[BEGIN Data provided]
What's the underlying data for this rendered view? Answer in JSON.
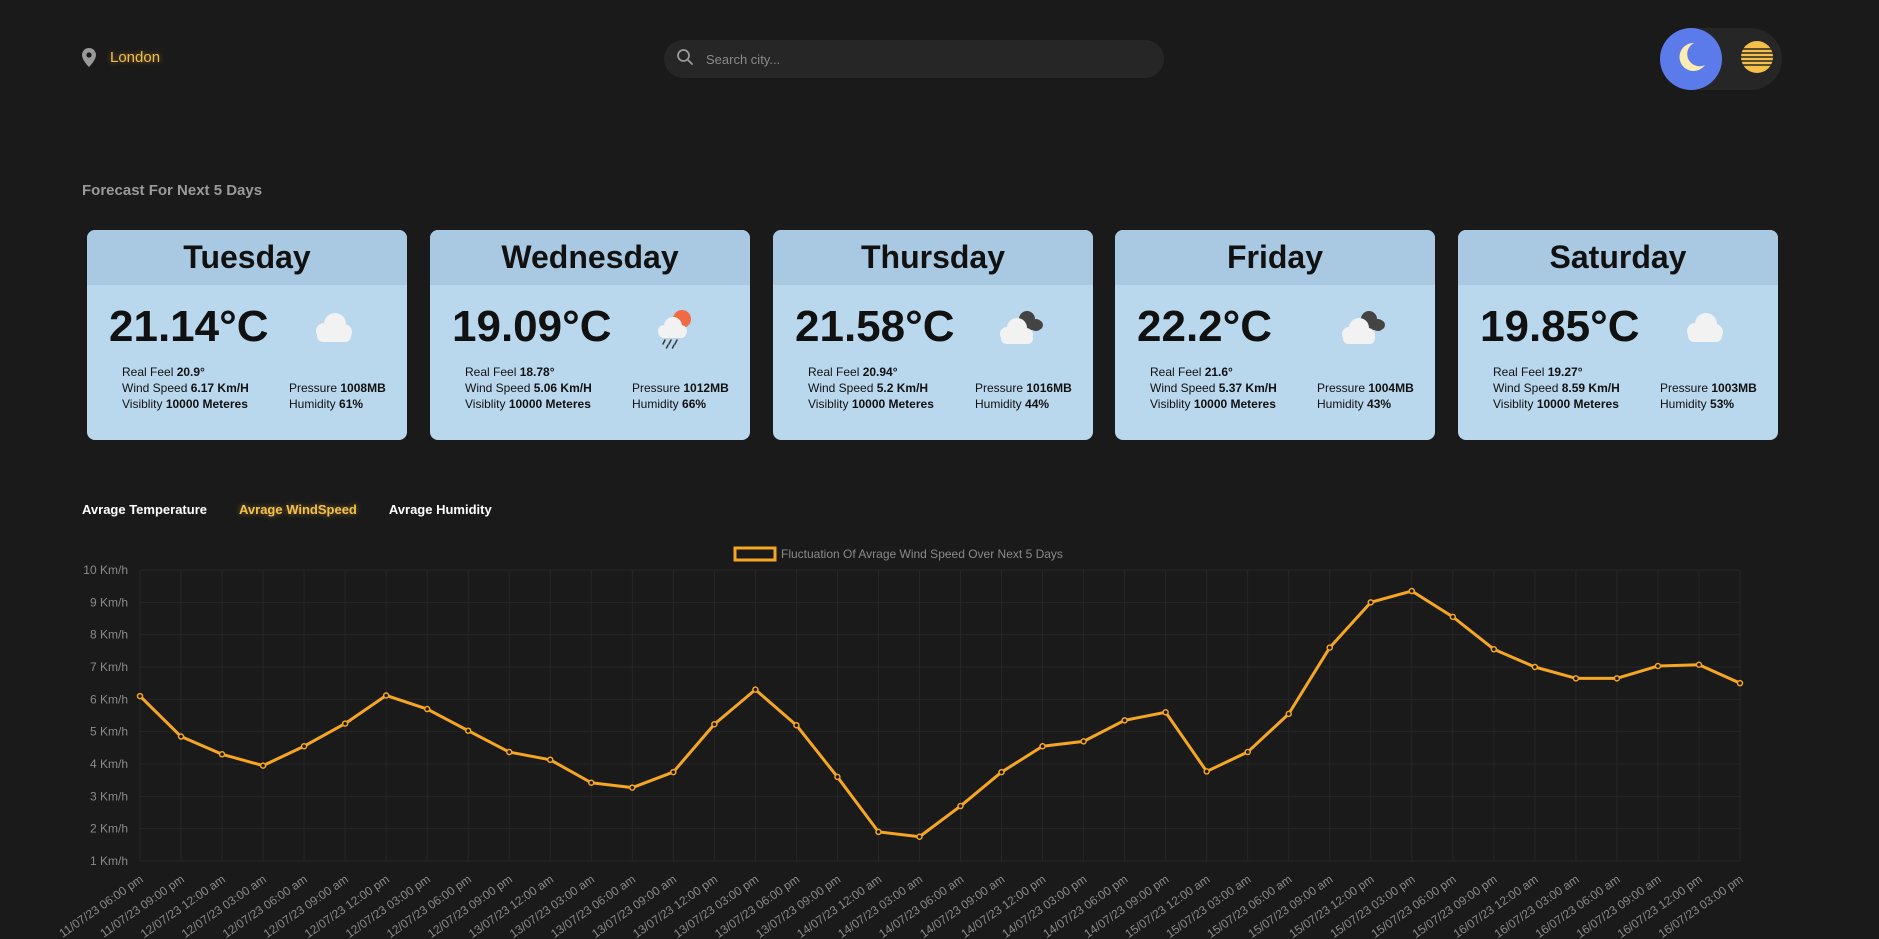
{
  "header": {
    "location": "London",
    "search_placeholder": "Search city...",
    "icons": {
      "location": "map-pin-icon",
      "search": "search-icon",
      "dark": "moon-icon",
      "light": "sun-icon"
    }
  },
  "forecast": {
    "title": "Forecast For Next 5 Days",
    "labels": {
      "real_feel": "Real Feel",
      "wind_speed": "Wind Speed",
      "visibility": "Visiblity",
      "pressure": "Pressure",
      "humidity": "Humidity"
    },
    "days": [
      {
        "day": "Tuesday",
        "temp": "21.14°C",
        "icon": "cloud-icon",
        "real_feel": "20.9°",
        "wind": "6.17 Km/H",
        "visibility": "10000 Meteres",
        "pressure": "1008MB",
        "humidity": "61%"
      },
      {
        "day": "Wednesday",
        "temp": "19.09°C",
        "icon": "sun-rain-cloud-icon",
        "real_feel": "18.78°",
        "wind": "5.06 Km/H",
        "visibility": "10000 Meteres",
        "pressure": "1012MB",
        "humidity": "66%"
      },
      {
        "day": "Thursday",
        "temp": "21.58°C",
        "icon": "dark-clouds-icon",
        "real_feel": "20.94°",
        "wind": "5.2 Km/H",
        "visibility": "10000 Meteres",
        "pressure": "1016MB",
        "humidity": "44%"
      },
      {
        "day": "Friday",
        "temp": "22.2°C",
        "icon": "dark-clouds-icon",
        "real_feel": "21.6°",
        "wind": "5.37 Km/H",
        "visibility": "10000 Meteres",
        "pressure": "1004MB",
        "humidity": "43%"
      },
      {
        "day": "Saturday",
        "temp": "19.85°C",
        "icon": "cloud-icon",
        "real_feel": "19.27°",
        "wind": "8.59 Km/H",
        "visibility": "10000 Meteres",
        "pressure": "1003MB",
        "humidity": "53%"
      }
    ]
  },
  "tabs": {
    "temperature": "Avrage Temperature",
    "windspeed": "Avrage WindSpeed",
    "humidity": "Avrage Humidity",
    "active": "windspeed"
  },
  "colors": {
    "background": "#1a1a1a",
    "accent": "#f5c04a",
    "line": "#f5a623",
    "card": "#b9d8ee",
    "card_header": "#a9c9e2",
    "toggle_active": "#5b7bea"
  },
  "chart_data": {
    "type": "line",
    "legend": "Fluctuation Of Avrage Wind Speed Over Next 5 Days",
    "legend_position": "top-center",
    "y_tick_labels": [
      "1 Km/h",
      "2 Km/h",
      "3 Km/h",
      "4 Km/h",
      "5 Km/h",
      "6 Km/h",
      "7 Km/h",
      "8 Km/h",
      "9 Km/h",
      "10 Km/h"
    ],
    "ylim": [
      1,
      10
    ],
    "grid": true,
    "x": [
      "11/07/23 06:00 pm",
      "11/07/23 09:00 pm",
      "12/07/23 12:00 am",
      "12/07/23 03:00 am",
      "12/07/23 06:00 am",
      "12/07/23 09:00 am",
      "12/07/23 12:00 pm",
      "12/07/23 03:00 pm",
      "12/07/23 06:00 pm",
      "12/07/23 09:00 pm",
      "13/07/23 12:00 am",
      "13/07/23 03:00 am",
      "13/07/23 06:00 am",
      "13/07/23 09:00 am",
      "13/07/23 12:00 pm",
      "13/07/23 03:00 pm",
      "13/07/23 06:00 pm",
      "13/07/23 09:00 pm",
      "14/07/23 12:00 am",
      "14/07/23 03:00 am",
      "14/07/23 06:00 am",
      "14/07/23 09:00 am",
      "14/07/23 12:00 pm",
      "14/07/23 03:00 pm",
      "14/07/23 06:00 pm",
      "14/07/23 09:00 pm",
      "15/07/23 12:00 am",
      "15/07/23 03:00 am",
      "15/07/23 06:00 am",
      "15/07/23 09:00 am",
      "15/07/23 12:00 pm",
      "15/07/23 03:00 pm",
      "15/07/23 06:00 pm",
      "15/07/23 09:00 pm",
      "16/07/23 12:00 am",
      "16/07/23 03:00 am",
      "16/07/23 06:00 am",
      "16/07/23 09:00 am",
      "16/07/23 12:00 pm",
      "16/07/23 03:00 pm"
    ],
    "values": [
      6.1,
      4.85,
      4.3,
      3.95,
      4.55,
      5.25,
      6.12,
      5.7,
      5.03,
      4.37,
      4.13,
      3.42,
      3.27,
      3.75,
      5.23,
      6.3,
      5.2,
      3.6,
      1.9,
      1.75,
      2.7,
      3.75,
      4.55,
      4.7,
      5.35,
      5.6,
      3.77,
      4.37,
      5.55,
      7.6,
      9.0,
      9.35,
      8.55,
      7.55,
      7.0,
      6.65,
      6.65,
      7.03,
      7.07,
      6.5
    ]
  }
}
[END Data provided]
- Exercise:
Leave out the pictures and print each record exactly as it stands.

- Response to this exercise:
What's the underlying data for this rendered view? Answer in JSON.
{
  "header": {
    "location": "London",
    "search_placeholder": "Search city...",
    "icons": {
      "location": "map-pin-icon",
      "search": "search-icon",
      "dark": "moon-icon",
      "light": "sun-icon"
    }
  },
  "forecast": {
    "title": "Forecast For Next 5 Days",
    "labels": {
      "real_feel": "Real Feel",
      "wind_speed": "Wind Speed",
      "visibility": "Visiblity",
      "pressure": "Pressure",
      "humidity": "Humidity"
    },
    "days": [
      {
        "day": "Tuesday",
        "temp": "21.14°C",
        "icon": "cloud-icon",
        "real_feel": "20.9°",
        "wind": "6.17 Km/H",
        "visibility": "10000 Meteres",
        "pressure": "1008MB",
        "humidity": "61%"
      },
      {
        "day": "Wednesday",
        "temp": "19.09°C",
        "icon": "sun-rain-cloud-icon",
        "real_feel": "18.78°",
        "wind": "5.06 Km/H",
        "visibility": "10000 Meteres",
        "pressure": "1012MB",
        "humidity": "66%"
      },
      {
        "day": "Thursday",
        "temp": "21.58°C",
        "icon": "dark-clouds-icon",
        "real_feel": "20.94°",
        "wind": "5.2 Km/H",
        "visibility": "10000 Meteres",
        "pressure": "1016MB",
        "humidity": "44%"
      },
      {
        "day": "Friday",
        "temp": "22.2°C",
        "icon": "dark-clouds-icon",
        "real_feel": "21.6°",
        "wind": "5.37 Km/H",
        "visibility": "10000 Meteres",
        "pressure": "1004MB",
        "humidity": "43%"
      },
      {
        "day": "Saturday",
        "temp": "19.85°C",
        "icon": "cloud-icon",
        "real_feel": "19.27°",
        "wind": "8.59 Km/H",
        "visibility": "10000 Meteres",
        "pressure": "1003MB",
        "humidity": "53%"
      }
    ]
  },
  "tabs": {
    "temperature": "Avrage Temperature",
    "windspeed": "Avrage WindSpeed",
    "humidity": "Avrage Humidity",
    "active": "windspeed"
  },
  "colors": {
    "background": "#1a1a1a",
    "accent": "#f5c04a",
    "line": "#f5a623",
    "card": "#b9d8ee",
    "card_header": "#a9c9e2",
    "toggle_active": "#5b7bea"
  },
  "chart_data": {
    "type": "line",
    "legend": "Fluctuation Of Avrage Wind Speed Over Next 5 Days",
    "legend_position": "top-center",
    "y_tick_labels": [
      "1 Km/h",
      "2 Km/h",
      "3 Km/h",
      "4 Km/h",
      "5 Km/h",
      "6 Km/h",
      "7 Km/h",
      "8 Km/h",
      "9 Km/h",
      "10 Km/h"
    ],
    "ylim": [
      1,
      10
    ],
    "grid": true,
    "x": [
      "11/07/23 06:00 pm",
      "11/07/23 09:00 pm",
      "12/07/23 12:00 am",
      "12/07/23 03:00 am",
      "12/07/23 06:00 am",
      "12/07/23 09:00 am",
      "12/07/23 12:00 pm",
      "12/07/23 03:00 pm",
      "12/07/23 06:00 pm",
      "12/07/23 09:00 pm",
      "13/07/23 12:00 am",
      "13/07/23 03:00 am",
      "13/07/23 06:00 am",
      "13/07/23 09:00 am",
      "13/07/23 12:00 pm",
      "13/07/23 03:00 pm",
      "13/07/23 06:00 pm",
      "13/07/23 09:00 pm",
      "14/07/23 12:00 am",
      "14/07/23 03:00 am",
      "14/07/23 06:00 am",
      "14/07/23 09:00 am",
      "14/07/23 12:00 pm",
      "14/07/23 03:00 pm",
      "14/07/23 06:00 pm",
      "14/07/23 09:00 pm",
      "15/07/23 12:00 am",
      "15/07/23 03:00 am",
      "15/07/23 06:00 am",
      "15/07/23 09:00 am",
      "15/07/23 12:00 pm",
      "15/07/23 03:00 pm",
      "15/07/23 06:00 pm",
      "15/07/23 09:00 pm",
      "16/07/23 12:00 am",
      "16/07/23 03:00 am",
      "16/07/23 06:00 am",
      "16/07/23 09:00 am",
      "16/07/23 12:00 pm",
      "16/07/23 03:00 pm"
    ],
    "values": [
      6.1,
      4.85,
      4.3,
      3.95,
      4.55,
      5.25,
      6.12,
      5.7,
      5.03,
      4.37,
      4.13,
      3.42,
      3.27,
      3.75,
      5.23,
      6.3,
      5.2,
      3.6,
      1.9,
      1.75,
      2.7,
      3.75,
      4.55,
      4.7,
      5.35,
      5.6,
      3.77,
      4.37,
      5.55,
      7.6,
      9.0,
      9.35,
      8.55,
      7.55,
      7.0,
      6.65,
      6.65,
      7.03,
      7.07,
      6.5
    ]
  }
}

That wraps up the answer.